Copy every entry word for word, but skip the pictures.

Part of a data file
══════
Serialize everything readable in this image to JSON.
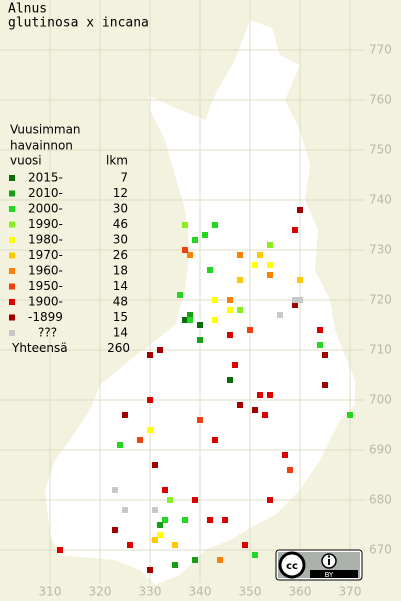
{
  "title": [
    "Alnus",
    "glutinosa x incana"
  ],
  "legend": {
    "header": [
      "Vuusimman",
      "havainnon",
      "vuosi"
    ],
    "count_header": "lkm",
    "rows": [
      {
        "label": "2015-",
        "count": 7,
        "color": "#0b6b0b",
        "points": [
          [
            340,
            715
          ],
          [
            337,
            716
          ],
          [
            346,
            704
          ]
        ]
      },
      {
        "label": "2010-",
        "count": 12,
        "color": "#169e16",
        "points": [
          [
            338,
            717
          ],
          [
            340,
            712
          ],
          [
            332,
            675
          ],
          [
            339,
            668
          ],
          [
            335,
            667
          ]
        ]
      },
      {
        "label": "2000-",
        "count": 30,
        "color": "#22d622",
        "points": [
          [
            341,
            733
          ],
          [
            343,
            735
          ],
          [
            339,
            732
          ],
          [
            342,
            726
          ],
          [
            338,
            716
          ],
          [
            337,
            676
          ],
          [
            333,
            676
          ],
          [
            370,
            697
          ],
          [
            351,
            669
          ],
          [
            324,
            691
          ],
          [
            364,
            711
          ],
          [
            336,
            721
          ]
        ]
      },
      {
        "label": "1990-",
        "count": 46,
        "color": "#88ee22",
        "points": [
          [
            337,
            735
          ],
          [
            354,
            731
          ],
          [
            334,
            680
          ],
          [
            348,
            718
          ]
        ]
      },
      {
        "label": "1980-",
        "count": 30,
        "color": "#ffff00",
        "points": [
          [
            343,
            720
          ],
          [
            346,
            718
          ],
          [
            330,
            694
          ],
          [
            354,
            727
          ],
          [
            332,
            673
          ],
          [
            351,
            727
          ],
          [
            343,
            716
          ]
        ]
      },
      {
        "label": "1970-",
        "count": 26,
        "color": "#ffc800",
        "points": [
          [
            352,
            729
          ],
          [
            348,
            724
          ],
          [
            331,
            672
          ],
          [
            335,
            671
          ],
          [
            360,
            724
          ]
        ]
      },
      {
        "label": "1960-",
        "count": 18,
        "color": "#ff8000",
        "points": [
          [
            348,
            729
          ],
          [
            354,
            725
          ],
          [
            346,
            720
          ],
          [
            338,
            729
          ],
          [
            344,
            668
          ]
        ]
      },
      {
        "label": "1950-",
        "count": 14,
        "color": "#f04010",
        "points": [
          [
            340,
            696
          ],
          [
            350,
            714
          ],
          [
            328,
            692
          ],
          [
            358,
            686
          ],
          [
            337,
            730
          ]
        ]
      },
      {
        "label": "1900-",
        "count": 48,
        "color": "#dd0000",
        "points": [
          [
            359,
            734
          ],
          [
            354,
            701
          ],
          [
            353,
            697
          ],
          [
            352,
            701
          ],
          [
            343,
            692
          ],
          [
            357,
            689
          ],
          [
            339,
            680
          ],
          [
            333,
            682
          ],
          [
            345,
            676
          ],
          [
            349,
            671
          ],
          [
            354,
            680
          ],
          [
            342,
            676
          ],
          [
            326,
            671
          ],
          [
            312,
            670
          ],
          [
            346,
            713
          ],
          [
            364,
            714
          ],
          [
            347,
            707
          ],
          [
            330,
            700
          ]
        ]
      },
      {
        "label": "-1899",
        "count": 15,
        "color": "#a00000",
        "points": [
          [
            330,
            709
          ],
          [
            332,
            710
          ],
          [
            365,
            709
          ],
          [
            365,
            703
          ],
          [
            360,
            738
          ],
          [
            359,
            719
          ],
          [
            325,
            697
          ],
          [
            331,
            687
          ],
          [
            323,
            674
          ],
          [
            330,
            666
          ],
          [
            351,
            698
          ],
          [
            348,
            699
          ]
        ]
      },
      {
        "label": "???",
        "count": 14,
        "color": "#c8c8c8",
        "points": [
          [
            359,
            720
          ],
          [
            360,
            720
          ],
          [
            356,
            717
          ],
          [
            323,
            682
          ],
          [
            325,
            678
          ],
          [
            331,
            678
          ]
        ]
      }
    ],
    "total_label": "Yhteensä",
    "total": 260
  },
  "xticks": [
    310,
    320,
    330,
    340,
    350,
    360,
    370
  ],
  "yticks": [
    670,
    680,
    690,
    700,
    710,
    720,
    730,
    740,
    750,
    760,
    770
  ],
  "license_badge": "BY"
}
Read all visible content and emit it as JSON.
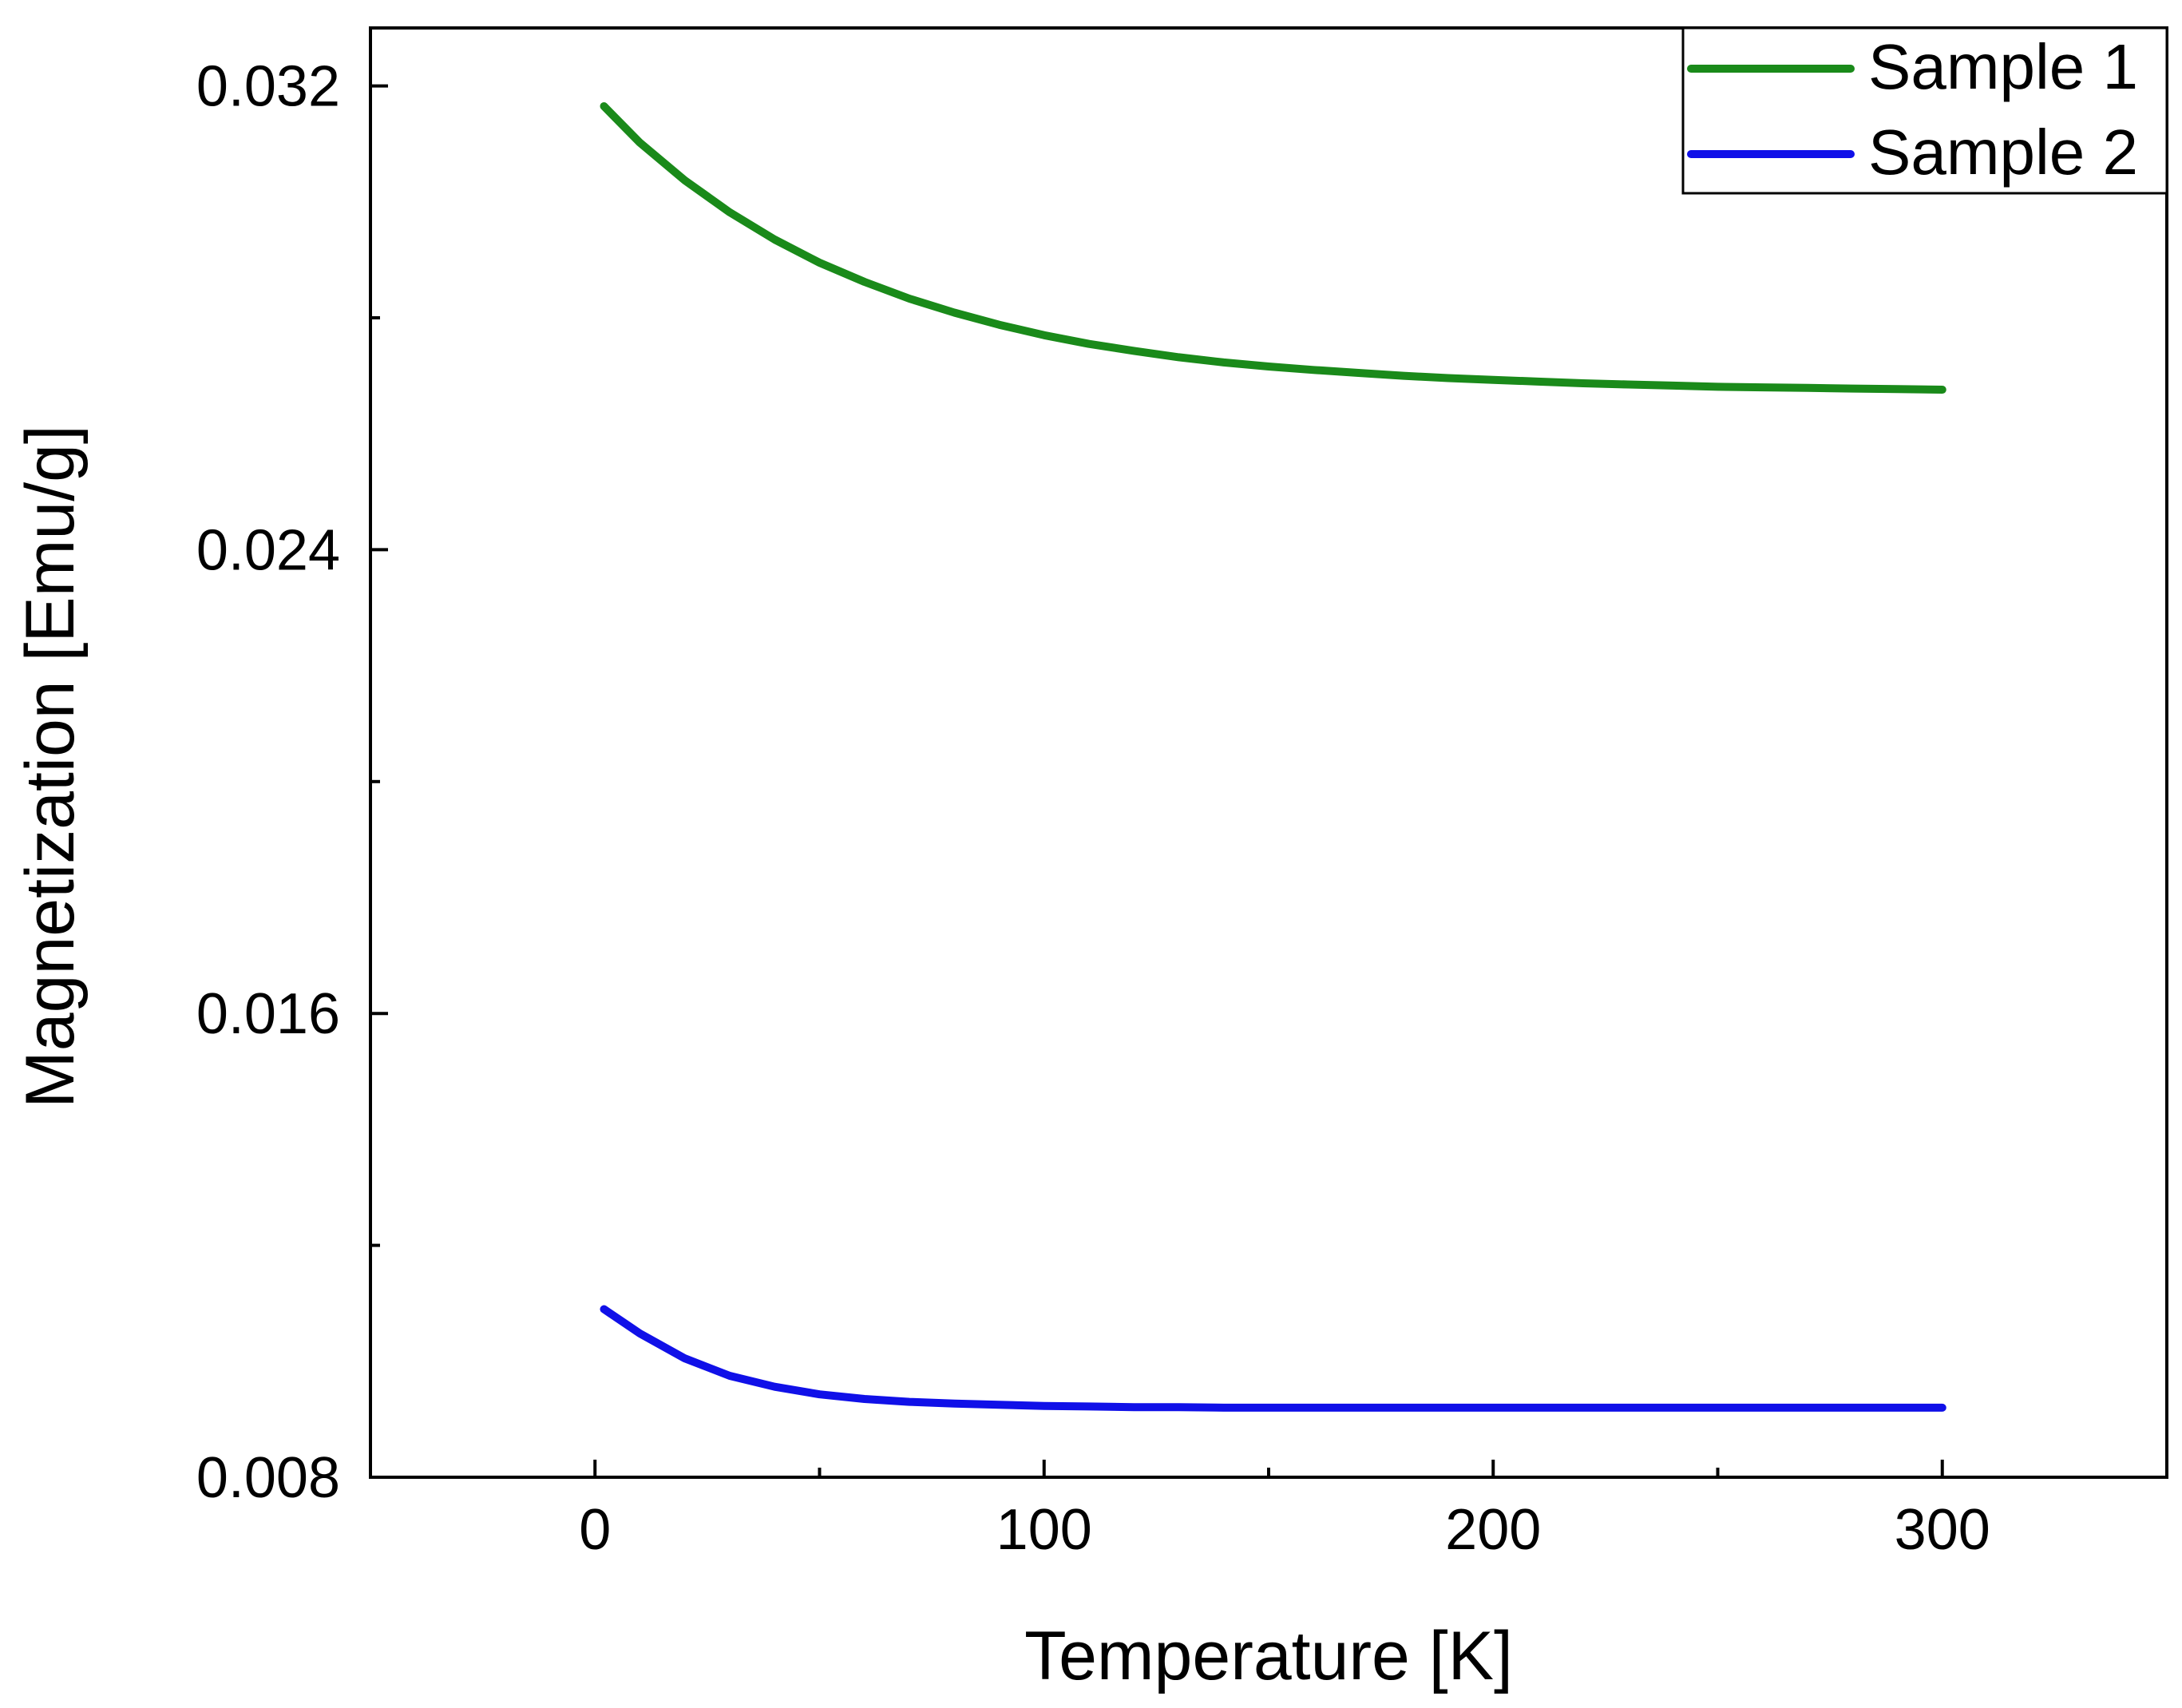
{
  "chart_data": {
    "type": "line",
    "title": "",
    "xlabel": "Temperature [K]",
    "ylabel": "Magnetization [Emu/g]",
    "xlim": [
      -50,
      350
    ],
    "ylim": [
      0.008,
      0.033
    ],
    "x_major_ticks": [
      0,
      100,
      200,
      300
    ],
    "x_tick_labels": [
      "0",
      "100",
      "200",
      "300"
    ],
    "x_minor_ticks": [
      50,
      150,
      250
    ],
    "y_major_ticks": [
      0.008,
      0.016,
      0.024,
      0.032
    ],
    "y_tick_labels": [
      "0.008",
      "0.016",
      "0.024",
      "0.032"
    ],
    "y_minor_ticks": [
      0.012,
      0.02,
      0.028
    ],
    "grid": false,
    "legend_position": "top-right",
    "series": [
      {
        "name": "Sample 1",
        "color": "#1a8a1a",
        "x": [
          2,
          10,
          20,
          30,
          40,
          50,
          60,
          70,
          80,
          90,
          100,
          110,
          120,
          130,
          140,
          150,
          160,
          170,
          180,
          190,
          200,
          210,
          220,
          230,
          240,
          250,
          260,
          270,
          280,
          290,
          300
        ],
        "y": [
          0.03165,
          0.03102,
          0.03037,
          0.02982,
          0.02935,
          0.02895,
          0.02862,
          0.02833,
          0.02809,
          0.02788,
          0.0277,
          0.02755,
          0.02743,
          0.02732,
          0.02723,
          0.02716,
          0.0271,
          0.02705,
          0.027,
          0.02696,
          0.02693,
          0.0269,
          0.02687,
          0.02685,
          0.02683,
          0.02681,
          0.0268,
          0.02679,
          0.02678,
          0.02677,
          0.02676
        ]
      },
      {
        "name": "Sample 2",
        "color": "#1010e8",
        "x": [
          2,
          10,
          20,
          30,
          40,
          50,
          60,
          70,
          80,
          90,
          100,
          110,
          120,
          130,
          140,
          150,
          160,
          170,
          180,
          190,
          200,
          210,
          220,
          230,
          240,
          250,
          260,
          270,
          280,
          290,
          300
        ],
        "y": [
          0.0109,
          0.01048,
          0.01005,
          0.00975,
          0.00956,
          0.00943,
          0.00935,
          0.0093,
          0.00927,
          0.00925,
          0.00923,
          0.00922,
          0.00921,
          0.00921,
          0.0092,
          0.0092,
          0.0092,
          0.0092,
          0.0092,
          0.0092,
          0.0092,
          0.0092,
          0.0092,
          0.0092,
          0.0092,
          0.0092,
          0.0092,
          0.0092,
          0.0092,
          0.0092,
          0.0092
        ]
      }
    ]
  }
}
══════
## Answer below
Serialize everything readable in this image to JSON.
{
  "title": [
    "Alnus",
    "glutinosa x incana"
  ],
  "legend": {
    "header": [
      "Vuusimman",
      "havainnon",
      "vuosi"
    ],
    "count_header": "lkm",
    "rows": [
      {
        "label": "2015-",
        "count": 7,
        "color": "#0b6b0b",
        "points": [
          [
            340,
            715
          ],
          [
            337,
            716
          ],
          [
            346,
            704
          ]
        ]
      },
      {
        "label": "2010-",
        "count": 12,
        "color": "#169e16",
        "points": [
          [
            338,
            717
          ],
          [
            340,
            712
          ],
          [
            332,
            675
          ],
          [
            339,
            668
          ],
          [
            335,
            667
          ]
        ]
      },
      {
        "label": "2000-",
        "count": 30,
        "color": "#22d622",
        "points": [
          [
            341,
            733
          ],
          [
            343,
            735
          ],
          [
            339,
            732
          ],
          [
            342,
            726
          ],
          [
            338,
            716
          ],
          [
            337,
            676
          ],
          [
            333,
            676
          ],
          [
            370,
            697
          ],
          [
            351,
            669
          ],
          [
            324,
            691
          ],
          [
            364,
            711
          ],
          [
            336,
            721
          ]
        ]
      },
      {
        "label": "1990-",
        "count": 46,
        "color": "#88ee22",
        "points": [
          [
            337,
            735
          ],
          [
            354,
            731
          ],
          [
            334,
            680
          ],
          [
            348,
            718
          ]
        ]
      },
      {
        "label": "1980-",
        "count": 30,
        "color": "#ffff00",
        "points": [
          [
            343,
            720
          ],
          [
            346,
            718
          ],
          [
            330,
            694
          ],
          [
            354,
            727
          ],
          [
            332,
            673
          ],
          [
            351,
            727
          ],
          [
            343,
            716
          ]
        ]
      },
      {
        "label": "1970-",
        "count": 26,
        "color": "#ffc800",
        "points": [
          [
            352,
            729
          ],
          [
            348,
            724
          ],
          [
            331,
            672
          ],
          [
            335,
            671
          ],
          [
            360,
            724
          ]
        ]
      },
      {
        "label": "1960-",
        "count": 18,
        "color": "#ff8000",
        "points": [
          [
            348,
            729
          ],
          [
            354,
            725
          ],
          [
            346,
            720
          ],
          [
            338,
            729
          ],
          [
            344,
            668
          ]
        ]
      },
      {
        "label": "1950-",
        "count": 14,
        "color": "#f04010",
        "points": [
          [
            340,
            696
          ],
          [
            350,
            714
          ],
          [
            328,
            692
          ],
          [
            358,
            686
          ],
          [
            337,
            730
          ]
        ]
      },
      {
        "label": "1900-",
        "count": 48,
        "color": "#dd0000",
        "points": [
          [
            359,
            734
          ],
          [
            354,
            701
          ],
          [
            353,
            697
          ],
          [
            352,
            701
          ],
          [
            343,
            692
          ],
          [
            357,
            689
          ],
          [
            339,
            680
          ],
          [
            333,
            682
          ],
          [
            345,
            676
          ],
          [
            349,
            671
          ],
          [
            354,
            680
          ],
          [
            342,
            676
          ],
          [
            326,
            671
          ],
          [
            312,
            670
          ],
          [
            346,
            713
          ],
          [
            364,
            714
          ],
          [
            347,
            707
          ],
          [
            330,
            700
          ]
        ]
      },
      {
        "label": "-1899",
        "count": 15,
        "color": "#a00000",
        "points": [
          [
            330,
            709
          ],
          [
            332,
            710
          ],
          [
            365,
            709
          ],
          [
            365,
            703
          ],
          [
            360,
            738
          ],
          [
            359,
            719
          ],
          [
            325,
            697
          ],
          [
            331,
            687
          ],
          [
            323,
            674
          ],
          [
            330,
            666
          ],
          [
            351,
            698
          ],
          [
            348,
            699
          ]
        ]
      },
      {
        "label": "???",
        "count": 14,
        "color": "#c8c8c8",
        "points": [
          [
            359,
            720
          ],
          [
            360,
            720
          ],
          [
            356,
            717
          ],
          [
            323,
            682
          ],
          [
            325,
            678
          ],
          [
            331,
            678
          ]
        ]
      }
    ],
    "total_label": "Yhteensä",
    "total": 260
  },
  "xticks": [
    310,
    320,
    330,
    340,
    350,
    360,
    370
  ],
  "yticks": [
    670,
    680,
    690,
    700,
    710,
    720,
    730,
    740,
    750,
    760,
    770
  ],
  "license_badge": "BY"
}
Read all visible content and emit it as JSON.
{
  "chart_data": {
    "type": "line",
    "title": "",
    "xlabel": "Temperature [K]",
    "ylabel": "Magnetization [Emu/g]",
    "xlim": [
      -50,
      350
    ],
    "ylim": [
      0.008,
      0.033
    ],
    "x_major_ticks": [
      0,
      100,
      200,
      300
    ],
    "x_tick_labels": [
      "0",
      "100",
      "200",
      "300"
    ],
    "x_minor_ticks": [
      50,
      150,
      250
    ],
    "y_major_ticks": [
      0.008,
      0.016,
      0.024,
      0.032
    ],
    "y_tick_labels": [
      "0.008",
      "0.016",
      "0.024",
      "0.032"
    ],
    "y_minor_ticks": [
      0.012,
      0.02,
      0.028
    ],
    "grid": false,
    "legend_position": "top-right",
    "series": [
      {
        "name": "Sample 1",
        "color": "#1a8a1a",
        "x": [
          2,
          10,
          20,
          30,
          40,
          50,
          60,
          70,
          80,
          90,
          100,
          110,
          120,
          130,
          140,
          150,
          160,
          170,
          180,
          190,
          200,
          210,
          220,
          230,
          240,
          250,
          260,
          270,
          280,
          290,
          300
        ],
        "y": [
          0.03165,
          0.03102,
          0.03037,
          0.02982,
          0.02935,
          0.02895,
          0.02862,
          0.02833,
          0.02809,
          0.02788,
          0.0277,
          0.02755,
          0.02743,
          0.02732,
          0.02723,
          0.02716,
          0.0271,
          0.02705,
          0.027,
          0.02696,
          0.02693,
          0.0269,
          0.02687,
          0.02685,
          0.02683,
          0.02681,
          0.0268,
          0.02679,
          0.02678,
          0.02677,
          0.02676
        ]
      },
      {
        "name": "Sample 2",
        "color": "#1010e8",
        "x": [
          2,
          10,
          20,
          30,
          40,
          50,
          60,
          70,
          80,
          90,
          100,
          110,
          120,
          130,
          140,
          150,
          160,
          170,
          180,
          190,
          200,
          210,
          220,
          230,
          240,
          250,
          260,
          270,
          280,
          290,
          300
        ],
        "y": [
          0.0109,
          0.01048,
          0.01005,
          0.00975,
          0.00956,
          0.00943,
          0.00935,
          0.0093,
          0.00927,
          0.00925,
          0.00923,
          0.00922,
          0.00921,
          0.00921,
          0.0092,
          0.0092,
          0.0092,
          0.0092,
          0.0092,
          0.0092,
          0.0092,
          0.0092,
          0.0092,
          0.0092,
          0.0092,
          0.0092,
          0.0092,
          0.0092,
          0.0092,
          0.0092,
          0.0092
        ]
      }
    ]
  }
}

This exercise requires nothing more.